- AIM -
Copy every line in which the string "create" occurs.

- DATASET ROWS -
::::::

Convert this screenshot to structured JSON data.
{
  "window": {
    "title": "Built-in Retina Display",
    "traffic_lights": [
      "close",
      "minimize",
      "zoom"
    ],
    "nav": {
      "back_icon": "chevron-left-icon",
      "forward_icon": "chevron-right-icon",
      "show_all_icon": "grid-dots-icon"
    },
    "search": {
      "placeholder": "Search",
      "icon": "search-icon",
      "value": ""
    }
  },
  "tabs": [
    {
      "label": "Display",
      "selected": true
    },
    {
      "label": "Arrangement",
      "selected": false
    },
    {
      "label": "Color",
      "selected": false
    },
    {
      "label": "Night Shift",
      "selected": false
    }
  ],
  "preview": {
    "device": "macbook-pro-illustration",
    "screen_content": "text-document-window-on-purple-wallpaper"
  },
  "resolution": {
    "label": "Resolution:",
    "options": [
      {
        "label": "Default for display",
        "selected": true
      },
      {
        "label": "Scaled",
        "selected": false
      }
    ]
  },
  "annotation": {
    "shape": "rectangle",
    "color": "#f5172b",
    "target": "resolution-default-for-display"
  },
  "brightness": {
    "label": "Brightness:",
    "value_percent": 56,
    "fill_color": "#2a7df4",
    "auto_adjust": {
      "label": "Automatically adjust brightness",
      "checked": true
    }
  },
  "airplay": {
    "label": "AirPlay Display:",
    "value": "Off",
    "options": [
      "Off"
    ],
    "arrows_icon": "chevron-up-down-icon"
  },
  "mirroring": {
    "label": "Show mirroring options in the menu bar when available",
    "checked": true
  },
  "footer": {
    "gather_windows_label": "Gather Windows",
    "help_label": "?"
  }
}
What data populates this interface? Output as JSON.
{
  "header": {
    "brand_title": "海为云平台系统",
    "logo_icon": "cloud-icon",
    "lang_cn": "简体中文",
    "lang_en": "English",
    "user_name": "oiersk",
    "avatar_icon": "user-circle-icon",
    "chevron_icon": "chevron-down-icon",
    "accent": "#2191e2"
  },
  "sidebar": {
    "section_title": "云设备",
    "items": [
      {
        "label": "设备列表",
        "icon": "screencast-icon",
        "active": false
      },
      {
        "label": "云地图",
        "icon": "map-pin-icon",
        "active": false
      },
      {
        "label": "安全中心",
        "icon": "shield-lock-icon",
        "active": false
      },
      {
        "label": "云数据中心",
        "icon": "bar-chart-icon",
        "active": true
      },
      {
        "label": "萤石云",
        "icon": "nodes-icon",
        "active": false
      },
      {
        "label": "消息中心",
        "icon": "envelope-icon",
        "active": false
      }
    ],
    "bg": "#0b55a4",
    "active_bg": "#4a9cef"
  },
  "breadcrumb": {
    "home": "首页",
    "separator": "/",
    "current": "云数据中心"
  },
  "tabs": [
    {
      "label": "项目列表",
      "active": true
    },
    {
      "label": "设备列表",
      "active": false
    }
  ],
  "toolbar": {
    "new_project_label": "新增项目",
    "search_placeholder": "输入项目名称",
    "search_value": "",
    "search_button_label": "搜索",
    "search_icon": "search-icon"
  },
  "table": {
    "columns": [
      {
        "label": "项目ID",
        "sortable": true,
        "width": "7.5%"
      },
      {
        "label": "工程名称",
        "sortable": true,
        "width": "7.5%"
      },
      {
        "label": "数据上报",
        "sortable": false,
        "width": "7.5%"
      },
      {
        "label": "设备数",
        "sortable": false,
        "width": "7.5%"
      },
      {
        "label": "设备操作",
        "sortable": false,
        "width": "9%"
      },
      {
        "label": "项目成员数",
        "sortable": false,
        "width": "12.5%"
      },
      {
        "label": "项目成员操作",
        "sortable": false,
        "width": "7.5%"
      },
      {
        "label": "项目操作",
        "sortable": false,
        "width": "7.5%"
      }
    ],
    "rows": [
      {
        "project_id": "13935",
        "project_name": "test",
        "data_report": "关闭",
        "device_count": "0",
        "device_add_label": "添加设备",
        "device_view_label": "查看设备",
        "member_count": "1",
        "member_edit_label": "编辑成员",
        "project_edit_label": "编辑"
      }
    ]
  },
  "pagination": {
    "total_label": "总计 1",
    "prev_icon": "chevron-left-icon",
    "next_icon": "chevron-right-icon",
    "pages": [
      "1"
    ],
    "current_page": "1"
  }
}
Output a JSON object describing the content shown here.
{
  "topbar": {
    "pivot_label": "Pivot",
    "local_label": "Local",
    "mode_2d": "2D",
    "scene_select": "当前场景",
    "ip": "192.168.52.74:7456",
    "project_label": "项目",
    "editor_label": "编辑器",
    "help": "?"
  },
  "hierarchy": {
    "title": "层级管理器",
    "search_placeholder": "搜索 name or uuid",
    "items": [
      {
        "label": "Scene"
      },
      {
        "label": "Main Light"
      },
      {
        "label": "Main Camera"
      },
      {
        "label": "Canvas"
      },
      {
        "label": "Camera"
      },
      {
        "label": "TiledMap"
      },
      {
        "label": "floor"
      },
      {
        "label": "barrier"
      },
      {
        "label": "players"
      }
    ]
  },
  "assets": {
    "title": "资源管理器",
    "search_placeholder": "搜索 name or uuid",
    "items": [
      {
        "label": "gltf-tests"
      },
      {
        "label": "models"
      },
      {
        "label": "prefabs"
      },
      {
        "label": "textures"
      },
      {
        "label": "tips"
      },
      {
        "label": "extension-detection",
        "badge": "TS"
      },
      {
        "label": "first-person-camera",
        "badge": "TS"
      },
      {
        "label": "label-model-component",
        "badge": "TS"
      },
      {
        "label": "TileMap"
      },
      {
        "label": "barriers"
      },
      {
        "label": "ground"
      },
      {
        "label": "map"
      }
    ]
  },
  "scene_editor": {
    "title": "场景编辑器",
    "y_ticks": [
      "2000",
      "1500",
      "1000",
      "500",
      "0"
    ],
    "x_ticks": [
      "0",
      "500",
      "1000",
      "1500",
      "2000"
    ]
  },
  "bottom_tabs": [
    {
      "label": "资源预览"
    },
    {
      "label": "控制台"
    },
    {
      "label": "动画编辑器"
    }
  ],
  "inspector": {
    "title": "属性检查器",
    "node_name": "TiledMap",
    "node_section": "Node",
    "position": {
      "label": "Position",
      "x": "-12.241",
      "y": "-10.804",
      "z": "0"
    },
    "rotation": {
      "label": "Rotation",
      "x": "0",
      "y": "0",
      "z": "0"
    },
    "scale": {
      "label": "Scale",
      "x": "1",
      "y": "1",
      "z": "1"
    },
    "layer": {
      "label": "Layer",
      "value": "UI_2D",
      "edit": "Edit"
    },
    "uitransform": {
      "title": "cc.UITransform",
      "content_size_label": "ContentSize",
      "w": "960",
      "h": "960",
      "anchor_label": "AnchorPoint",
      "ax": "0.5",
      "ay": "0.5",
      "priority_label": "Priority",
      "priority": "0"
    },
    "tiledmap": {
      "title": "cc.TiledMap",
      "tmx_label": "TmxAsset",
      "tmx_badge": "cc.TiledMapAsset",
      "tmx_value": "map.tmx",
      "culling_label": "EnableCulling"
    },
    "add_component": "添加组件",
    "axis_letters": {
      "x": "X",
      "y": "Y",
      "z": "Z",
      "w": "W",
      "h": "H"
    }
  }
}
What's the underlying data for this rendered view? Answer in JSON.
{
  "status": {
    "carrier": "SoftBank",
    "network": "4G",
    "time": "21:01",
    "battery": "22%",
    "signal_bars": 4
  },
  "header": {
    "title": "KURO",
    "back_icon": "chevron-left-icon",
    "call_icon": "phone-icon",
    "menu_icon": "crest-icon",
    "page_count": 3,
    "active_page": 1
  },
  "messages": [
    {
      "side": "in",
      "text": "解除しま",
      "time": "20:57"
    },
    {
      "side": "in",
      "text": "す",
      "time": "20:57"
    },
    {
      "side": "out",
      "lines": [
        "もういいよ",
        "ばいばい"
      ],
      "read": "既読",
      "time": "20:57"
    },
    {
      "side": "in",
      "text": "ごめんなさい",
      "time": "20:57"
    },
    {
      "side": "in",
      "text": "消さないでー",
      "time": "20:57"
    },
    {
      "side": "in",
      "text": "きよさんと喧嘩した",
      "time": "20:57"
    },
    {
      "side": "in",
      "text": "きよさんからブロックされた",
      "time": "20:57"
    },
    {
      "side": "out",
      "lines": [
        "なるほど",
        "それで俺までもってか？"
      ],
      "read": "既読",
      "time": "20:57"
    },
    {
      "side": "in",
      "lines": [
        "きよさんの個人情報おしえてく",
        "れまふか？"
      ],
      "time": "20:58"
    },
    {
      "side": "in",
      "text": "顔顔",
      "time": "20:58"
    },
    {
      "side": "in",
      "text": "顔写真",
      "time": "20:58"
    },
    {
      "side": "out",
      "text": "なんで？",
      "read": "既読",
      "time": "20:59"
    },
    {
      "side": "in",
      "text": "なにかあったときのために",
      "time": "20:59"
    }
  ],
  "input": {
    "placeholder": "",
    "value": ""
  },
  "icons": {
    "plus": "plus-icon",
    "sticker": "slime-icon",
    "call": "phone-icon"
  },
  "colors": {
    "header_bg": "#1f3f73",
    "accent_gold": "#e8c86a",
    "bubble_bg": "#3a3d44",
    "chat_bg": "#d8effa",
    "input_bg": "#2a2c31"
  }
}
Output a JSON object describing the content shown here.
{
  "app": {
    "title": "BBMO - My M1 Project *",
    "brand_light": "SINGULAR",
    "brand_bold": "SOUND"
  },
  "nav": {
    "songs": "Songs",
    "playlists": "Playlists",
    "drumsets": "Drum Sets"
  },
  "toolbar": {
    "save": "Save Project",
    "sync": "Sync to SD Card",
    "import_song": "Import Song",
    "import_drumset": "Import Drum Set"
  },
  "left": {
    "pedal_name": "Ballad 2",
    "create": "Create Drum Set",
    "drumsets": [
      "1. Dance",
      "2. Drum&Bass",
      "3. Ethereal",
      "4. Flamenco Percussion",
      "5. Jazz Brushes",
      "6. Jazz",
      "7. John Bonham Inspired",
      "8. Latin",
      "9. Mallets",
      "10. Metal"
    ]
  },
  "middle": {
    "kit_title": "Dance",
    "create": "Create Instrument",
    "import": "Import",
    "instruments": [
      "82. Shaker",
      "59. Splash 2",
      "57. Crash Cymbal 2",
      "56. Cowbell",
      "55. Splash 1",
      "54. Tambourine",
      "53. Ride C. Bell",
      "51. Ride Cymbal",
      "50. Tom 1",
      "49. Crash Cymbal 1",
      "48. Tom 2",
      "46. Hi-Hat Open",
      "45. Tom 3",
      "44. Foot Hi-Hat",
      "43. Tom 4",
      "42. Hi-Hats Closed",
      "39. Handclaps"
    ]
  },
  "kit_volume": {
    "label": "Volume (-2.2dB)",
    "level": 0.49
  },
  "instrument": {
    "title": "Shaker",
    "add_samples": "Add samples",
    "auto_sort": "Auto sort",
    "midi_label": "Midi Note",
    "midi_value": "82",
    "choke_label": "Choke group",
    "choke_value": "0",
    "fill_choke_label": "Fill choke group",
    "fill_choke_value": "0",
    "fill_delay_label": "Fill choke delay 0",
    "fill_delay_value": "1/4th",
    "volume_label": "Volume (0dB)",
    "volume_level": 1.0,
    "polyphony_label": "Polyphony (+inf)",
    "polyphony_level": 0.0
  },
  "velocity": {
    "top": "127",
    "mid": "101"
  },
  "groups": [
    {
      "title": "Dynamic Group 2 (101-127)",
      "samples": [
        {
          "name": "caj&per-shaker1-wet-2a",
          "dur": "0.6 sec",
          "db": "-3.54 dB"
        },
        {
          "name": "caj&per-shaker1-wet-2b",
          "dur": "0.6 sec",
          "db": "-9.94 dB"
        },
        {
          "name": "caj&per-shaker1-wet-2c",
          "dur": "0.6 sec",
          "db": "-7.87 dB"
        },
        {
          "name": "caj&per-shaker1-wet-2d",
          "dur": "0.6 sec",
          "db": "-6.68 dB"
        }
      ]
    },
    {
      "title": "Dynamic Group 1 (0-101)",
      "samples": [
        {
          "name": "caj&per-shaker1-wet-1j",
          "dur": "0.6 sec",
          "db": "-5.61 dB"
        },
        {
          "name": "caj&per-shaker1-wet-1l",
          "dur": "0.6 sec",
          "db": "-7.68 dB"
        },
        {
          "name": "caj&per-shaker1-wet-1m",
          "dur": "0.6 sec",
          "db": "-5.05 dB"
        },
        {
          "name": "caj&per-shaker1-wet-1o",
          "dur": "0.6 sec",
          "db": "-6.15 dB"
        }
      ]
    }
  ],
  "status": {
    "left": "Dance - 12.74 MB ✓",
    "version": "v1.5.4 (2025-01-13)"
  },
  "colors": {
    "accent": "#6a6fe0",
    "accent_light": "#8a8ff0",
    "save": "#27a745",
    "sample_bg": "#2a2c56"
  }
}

::::::

- ANSWER TO THIS PROBLEM -
    "create": "Create Drum Set",
    "create": "Create Instrument",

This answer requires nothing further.